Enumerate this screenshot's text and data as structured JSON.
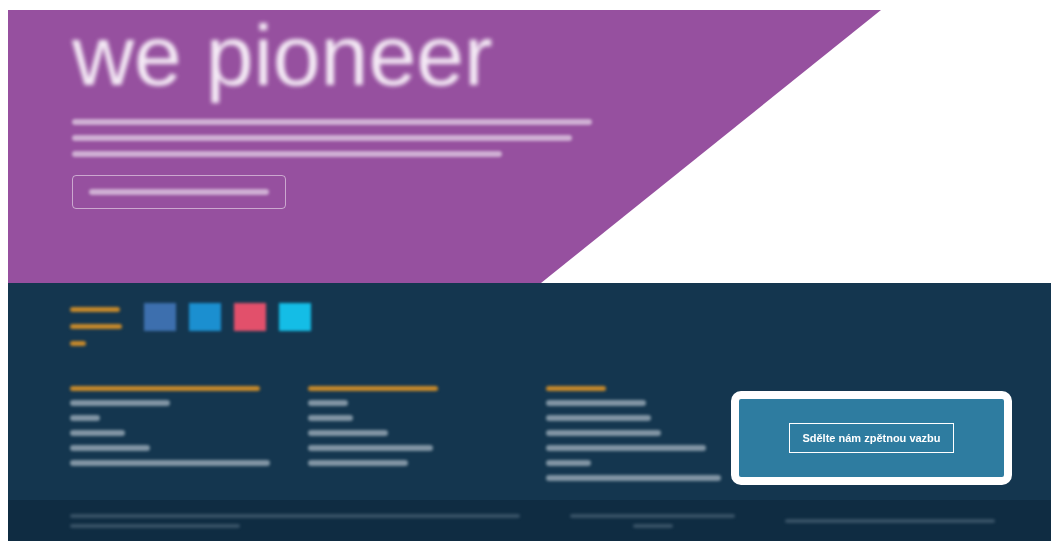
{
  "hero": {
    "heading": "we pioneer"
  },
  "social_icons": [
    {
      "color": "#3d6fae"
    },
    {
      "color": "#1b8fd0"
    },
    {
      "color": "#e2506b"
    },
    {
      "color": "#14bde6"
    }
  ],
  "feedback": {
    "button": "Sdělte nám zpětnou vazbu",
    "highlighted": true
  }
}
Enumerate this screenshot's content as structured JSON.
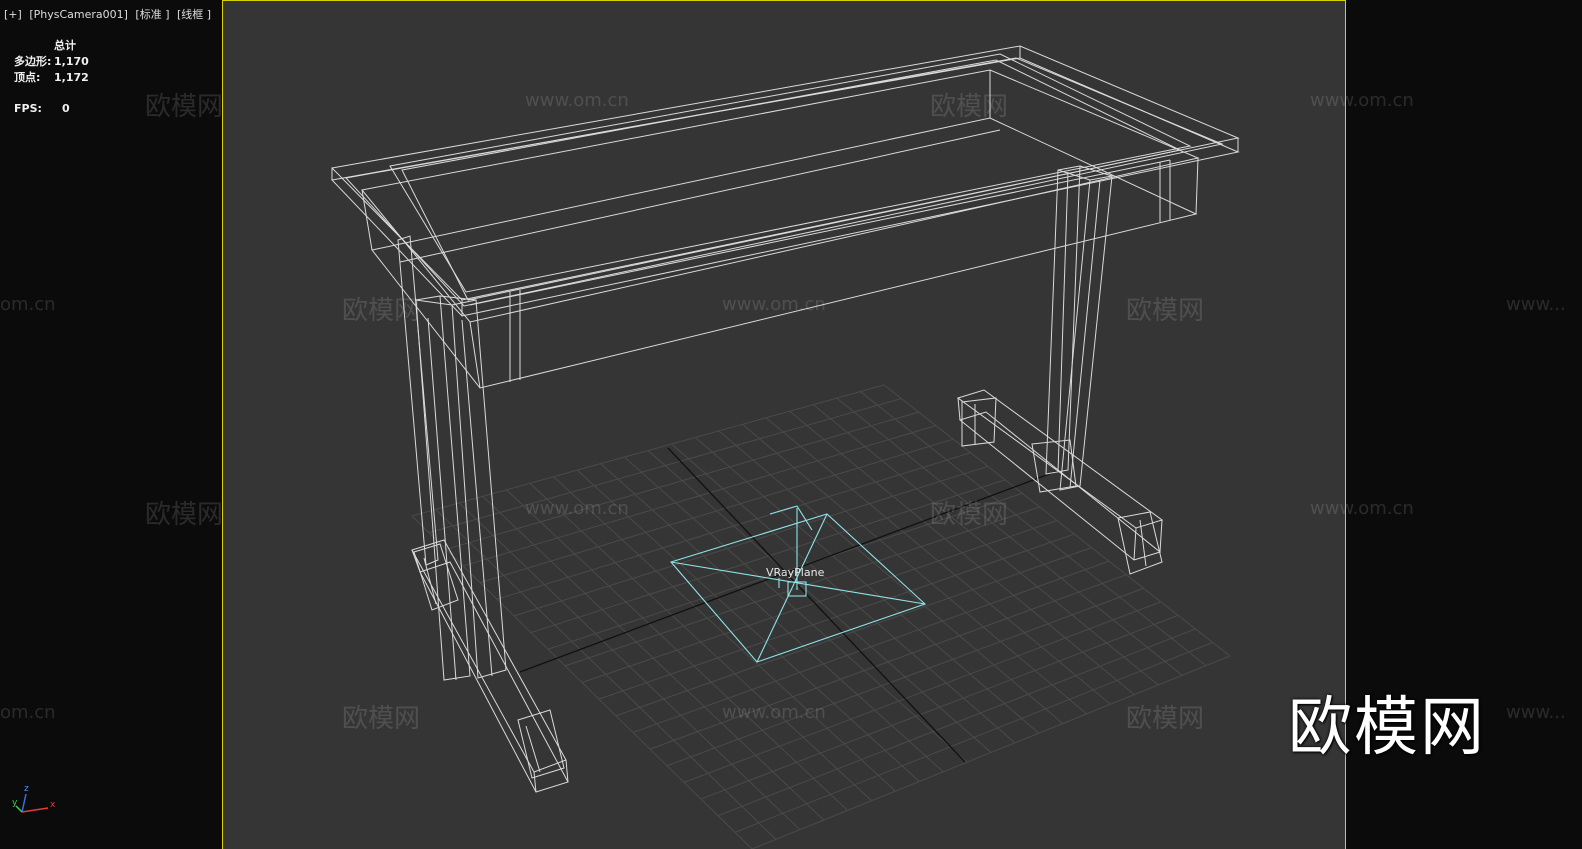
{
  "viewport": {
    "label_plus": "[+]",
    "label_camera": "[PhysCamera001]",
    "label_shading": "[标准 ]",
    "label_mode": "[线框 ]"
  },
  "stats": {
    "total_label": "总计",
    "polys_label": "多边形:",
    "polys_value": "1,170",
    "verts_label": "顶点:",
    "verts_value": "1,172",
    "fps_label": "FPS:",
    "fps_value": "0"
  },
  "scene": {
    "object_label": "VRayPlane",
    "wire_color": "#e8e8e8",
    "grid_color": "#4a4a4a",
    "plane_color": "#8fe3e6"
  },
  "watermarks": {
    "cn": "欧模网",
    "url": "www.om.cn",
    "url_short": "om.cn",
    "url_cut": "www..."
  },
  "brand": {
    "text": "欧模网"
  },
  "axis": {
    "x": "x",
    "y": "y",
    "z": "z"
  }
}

* Task to carry out
Copy every line from the records above that contains the word "structured".

* The output
Enumerate this screenshot's text and data as structured JSON.
Enumerate this screenshot's content as structured JSON.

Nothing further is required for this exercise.